TASK INSTRUCTIONS:
Where a line in the records below includes "Direktion", pull that line out.

━━━ THE INPUT ━━━

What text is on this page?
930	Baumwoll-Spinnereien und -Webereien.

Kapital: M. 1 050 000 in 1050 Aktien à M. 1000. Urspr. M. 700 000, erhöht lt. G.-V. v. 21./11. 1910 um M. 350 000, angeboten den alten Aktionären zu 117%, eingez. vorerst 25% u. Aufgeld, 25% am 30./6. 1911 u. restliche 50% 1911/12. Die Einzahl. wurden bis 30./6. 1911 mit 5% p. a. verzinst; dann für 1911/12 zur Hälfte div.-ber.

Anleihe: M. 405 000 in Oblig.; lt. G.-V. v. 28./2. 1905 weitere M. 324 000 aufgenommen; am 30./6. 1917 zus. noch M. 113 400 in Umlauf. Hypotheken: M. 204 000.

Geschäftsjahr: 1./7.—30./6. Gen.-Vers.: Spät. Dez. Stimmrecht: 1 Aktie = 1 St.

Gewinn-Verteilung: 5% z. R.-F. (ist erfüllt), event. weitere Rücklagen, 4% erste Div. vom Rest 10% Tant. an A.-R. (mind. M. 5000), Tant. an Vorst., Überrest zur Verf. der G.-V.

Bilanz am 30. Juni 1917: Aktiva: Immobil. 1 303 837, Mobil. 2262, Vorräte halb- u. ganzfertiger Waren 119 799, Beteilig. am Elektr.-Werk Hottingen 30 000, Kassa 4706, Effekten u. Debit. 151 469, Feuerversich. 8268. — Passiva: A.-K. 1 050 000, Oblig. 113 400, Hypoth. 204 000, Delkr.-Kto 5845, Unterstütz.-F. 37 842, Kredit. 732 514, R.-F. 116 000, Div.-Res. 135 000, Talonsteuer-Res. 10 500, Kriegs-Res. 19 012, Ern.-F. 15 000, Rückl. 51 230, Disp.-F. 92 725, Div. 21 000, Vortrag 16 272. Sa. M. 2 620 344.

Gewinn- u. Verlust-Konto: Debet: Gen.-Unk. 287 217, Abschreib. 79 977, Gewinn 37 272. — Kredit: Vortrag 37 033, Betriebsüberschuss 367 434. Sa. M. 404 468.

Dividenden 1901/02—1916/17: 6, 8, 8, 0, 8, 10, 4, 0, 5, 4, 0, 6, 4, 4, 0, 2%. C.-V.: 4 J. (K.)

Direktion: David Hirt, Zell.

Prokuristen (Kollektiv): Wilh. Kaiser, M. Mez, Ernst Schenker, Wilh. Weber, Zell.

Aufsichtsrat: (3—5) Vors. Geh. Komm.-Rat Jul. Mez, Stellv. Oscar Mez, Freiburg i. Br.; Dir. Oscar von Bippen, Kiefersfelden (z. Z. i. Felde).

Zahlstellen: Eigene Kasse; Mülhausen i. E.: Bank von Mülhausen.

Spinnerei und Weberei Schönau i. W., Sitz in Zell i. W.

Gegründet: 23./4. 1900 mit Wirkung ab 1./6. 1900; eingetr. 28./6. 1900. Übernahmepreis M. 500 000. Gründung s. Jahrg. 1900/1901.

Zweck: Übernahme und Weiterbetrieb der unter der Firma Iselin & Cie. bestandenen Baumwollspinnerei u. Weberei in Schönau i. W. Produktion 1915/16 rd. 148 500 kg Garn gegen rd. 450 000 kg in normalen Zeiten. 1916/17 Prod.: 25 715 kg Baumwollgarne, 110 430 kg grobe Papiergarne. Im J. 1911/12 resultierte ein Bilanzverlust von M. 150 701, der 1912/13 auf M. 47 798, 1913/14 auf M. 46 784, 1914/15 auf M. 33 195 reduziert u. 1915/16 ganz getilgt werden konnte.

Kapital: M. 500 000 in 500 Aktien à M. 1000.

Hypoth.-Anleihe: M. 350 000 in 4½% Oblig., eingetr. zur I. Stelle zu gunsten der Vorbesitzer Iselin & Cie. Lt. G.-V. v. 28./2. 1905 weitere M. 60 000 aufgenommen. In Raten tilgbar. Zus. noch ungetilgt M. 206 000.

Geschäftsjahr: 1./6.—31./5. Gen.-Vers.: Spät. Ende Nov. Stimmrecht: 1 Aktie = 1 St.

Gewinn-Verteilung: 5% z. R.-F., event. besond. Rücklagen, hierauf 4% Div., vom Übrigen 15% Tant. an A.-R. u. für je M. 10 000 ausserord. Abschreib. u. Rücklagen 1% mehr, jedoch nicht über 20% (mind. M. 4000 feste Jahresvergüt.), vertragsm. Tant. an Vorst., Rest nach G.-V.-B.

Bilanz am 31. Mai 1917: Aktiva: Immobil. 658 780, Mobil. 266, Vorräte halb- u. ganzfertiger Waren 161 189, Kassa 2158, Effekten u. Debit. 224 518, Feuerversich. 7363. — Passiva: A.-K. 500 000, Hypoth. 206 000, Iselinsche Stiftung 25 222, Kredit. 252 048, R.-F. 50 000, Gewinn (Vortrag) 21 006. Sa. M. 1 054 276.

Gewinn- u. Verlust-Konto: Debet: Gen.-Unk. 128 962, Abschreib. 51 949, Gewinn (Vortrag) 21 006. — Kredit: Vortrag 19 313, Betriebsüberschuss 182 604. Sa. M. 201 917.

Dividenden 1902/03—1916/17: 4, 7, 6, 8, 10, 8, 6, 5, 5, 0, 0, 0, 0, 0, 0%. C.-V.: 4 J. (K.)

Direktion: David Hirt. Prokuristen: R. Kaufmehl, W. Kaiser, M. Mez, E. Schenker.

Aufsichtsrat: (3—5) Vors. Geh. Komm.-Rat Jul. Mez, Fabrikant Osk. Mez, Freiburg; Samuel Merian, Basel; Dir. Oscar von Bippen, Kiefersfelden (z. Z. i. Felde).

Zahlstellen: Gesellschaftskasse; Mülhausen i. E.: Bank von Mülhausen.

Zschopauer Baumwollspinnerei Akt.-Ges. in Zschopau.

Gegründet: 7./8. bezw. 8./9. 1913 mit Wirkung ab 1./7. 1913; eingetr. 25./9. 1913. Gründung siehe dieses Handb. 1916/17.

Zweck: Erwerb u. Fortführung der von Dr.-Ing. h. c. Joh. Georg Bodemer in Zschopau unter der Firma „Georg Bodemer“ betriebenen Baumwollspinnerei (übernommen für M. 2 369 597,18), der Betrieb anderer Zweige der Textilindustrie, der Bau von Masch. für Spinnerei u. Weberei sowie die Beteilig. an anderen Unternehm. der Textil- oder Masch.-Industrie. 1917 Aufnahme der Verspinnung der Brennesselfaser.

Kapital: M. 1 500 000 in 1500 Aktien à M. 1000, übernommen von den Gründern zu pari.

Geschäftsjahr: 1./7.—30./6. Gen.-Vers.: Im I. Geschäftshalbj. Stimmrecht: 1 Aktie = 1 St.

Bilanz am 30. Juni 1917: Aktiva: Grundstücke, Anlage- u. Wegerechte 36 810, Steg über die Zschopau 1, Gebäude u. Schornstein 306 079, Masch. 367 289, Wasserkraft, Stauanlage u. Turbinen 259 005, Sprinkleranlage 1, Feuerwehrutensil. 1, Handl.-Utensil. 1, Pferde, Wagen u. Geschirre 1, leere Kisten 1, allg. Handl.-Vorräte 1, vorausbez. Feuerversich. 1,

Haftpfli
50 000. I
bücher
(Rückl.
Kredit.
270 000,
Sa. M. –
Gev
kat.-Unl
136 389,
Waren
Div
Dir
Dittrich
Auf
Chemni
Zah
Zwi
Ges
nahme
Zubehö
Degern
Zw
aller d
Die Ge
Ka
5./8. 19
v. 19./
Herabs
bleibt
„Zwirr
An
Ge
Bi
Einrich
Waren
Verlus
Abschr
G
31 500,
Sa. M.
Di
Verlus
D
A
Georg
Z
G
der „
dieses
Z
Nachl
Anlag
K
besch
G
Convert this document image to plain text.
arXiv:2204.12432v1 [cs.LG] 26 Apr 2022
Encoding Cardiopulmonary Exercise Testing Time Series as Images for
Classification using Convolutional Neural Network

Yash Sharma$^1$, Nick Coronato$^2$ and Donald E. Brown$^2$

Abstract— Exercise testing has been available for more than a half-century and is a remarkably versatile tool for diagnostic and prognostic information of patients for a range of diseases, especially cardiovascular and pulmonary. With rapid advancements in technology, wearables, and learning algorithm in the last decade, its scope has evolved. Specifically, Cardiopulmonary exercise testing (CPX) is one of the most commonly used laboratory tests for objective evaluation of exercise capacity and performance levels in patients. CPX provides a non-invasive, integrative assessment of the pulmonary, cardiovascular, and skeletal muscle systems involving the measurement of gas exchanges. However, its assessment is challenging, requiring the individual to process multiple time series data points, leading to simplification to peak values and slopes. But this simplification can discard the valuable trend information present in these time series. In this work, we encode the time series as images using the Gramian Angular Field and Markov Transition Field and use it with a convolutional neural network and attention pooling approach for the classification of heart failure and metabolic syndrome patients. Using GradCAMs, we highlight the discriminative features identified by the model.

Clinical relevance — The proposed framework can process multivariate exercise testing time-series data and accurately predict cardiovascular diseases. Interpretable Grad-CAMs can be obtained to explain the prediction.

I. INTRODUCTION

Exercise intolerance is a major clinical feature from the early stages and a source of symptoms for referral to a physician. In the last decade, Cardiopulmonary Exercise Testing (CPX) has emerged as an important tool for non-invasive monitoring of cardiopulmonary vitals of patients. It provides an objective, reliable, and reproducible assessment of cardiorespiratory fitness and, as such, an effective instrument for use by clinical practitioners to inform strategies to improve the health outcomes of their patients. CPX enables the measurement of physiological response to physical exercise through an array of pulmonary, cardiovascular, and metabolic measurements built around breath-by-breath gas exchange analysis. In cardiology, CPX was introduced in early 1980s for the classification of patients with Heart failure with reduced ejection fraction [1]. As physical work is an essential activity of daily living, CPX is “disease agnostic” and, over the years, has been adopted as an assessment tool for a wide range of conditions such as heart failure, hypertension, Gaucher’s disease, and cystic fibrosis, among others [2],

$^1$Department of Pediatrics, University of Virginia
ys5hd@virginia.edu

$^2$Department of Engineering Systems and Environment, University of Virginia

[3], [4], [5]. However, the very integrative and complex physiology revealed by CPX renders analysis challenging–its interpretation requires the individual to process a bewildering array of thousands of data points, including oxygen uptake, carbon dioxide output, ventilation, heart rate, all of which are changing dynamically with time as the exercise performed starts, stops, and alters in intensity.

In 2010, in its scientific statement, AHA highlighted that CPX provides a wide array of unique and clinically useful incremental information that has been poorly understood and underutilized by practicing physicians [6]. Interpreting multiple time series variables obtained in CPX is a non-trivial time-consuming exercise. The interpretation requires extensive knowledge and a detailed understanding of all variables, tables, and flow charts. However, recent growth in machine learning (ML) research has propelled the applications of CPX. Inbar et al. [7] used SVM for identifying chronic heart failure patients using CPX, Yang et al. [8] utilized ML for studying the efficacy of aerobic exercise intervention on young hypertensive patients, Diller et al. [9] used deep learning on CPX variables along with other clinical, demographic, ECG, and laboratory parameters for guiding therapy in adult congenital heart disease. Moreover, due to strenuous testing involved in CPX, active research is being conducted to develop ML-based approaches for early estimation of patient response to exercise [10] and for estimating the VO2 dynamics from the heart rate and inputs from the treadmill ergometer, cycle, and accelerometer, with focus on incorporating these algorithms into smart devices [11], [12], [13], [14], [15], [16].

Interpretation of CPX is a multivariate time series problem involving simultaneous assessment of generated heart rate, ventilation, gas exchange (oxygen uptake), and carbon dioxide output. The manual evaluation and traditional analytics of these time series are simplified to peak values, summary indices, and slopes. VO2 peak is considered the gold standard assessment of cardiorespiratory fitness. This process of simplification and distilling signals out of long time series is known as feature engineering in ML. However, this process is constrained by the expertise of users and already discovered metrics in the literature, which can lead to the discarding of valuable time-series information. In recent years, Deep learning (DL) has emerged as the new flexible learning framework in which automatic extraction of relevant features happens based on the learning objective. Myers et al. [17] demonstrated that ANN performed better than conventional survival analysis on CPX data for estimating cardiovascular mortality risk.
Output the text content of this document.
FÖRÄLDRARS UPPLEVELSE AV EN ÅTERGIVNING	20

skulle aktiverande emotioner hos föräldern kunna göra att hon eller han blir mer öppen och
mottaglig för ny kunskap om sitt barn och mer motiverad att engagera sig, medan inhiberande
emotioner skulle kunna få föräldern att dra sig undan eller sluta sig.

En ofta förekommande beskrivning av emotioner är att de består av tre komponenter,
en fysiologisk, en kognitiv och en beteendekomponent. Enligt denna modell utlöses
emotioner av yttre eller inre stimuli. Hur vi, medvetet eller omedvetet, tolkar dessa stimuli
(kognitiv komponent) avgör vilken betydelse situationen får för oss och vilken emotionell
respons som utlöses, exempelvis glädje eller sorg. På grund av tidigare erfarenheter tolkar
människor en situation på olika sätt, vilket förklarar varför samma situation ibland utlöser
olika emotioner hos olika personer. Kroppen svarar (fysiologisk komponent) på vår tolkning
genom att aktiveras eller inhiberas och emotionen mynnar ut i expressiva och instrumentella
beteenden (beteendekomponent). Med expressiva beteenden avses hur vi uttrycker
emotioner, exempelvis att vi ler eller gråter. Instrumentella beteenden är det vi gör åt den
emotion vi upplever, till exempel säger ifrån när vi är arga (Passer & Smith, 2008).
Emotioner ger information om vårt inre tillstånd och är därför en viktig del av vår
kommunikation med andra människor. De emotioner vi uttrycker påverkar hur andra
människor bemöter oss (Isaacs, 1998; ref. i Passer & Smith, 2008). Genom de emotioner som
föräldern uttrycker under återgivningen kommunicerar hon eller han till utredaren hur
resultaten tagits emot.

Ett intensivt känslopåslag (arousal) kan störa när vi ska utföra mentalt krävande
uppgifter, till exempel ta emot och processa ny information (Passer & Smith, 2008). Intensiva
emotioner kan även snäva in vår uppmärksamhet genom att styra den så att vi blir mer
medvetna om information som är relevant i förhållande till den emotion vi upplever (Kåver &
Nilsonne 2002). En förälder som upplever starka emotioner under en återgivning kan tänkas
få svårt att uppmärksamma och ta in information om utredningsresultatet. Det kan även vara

━━━

EXERCISE RESPONSE:
Direktion: David Hirt, Zell.
Direktion: David Hirt. Prokuristen: R. Kaufmehl, W. Kaiser, M. Mez, E. Schenker.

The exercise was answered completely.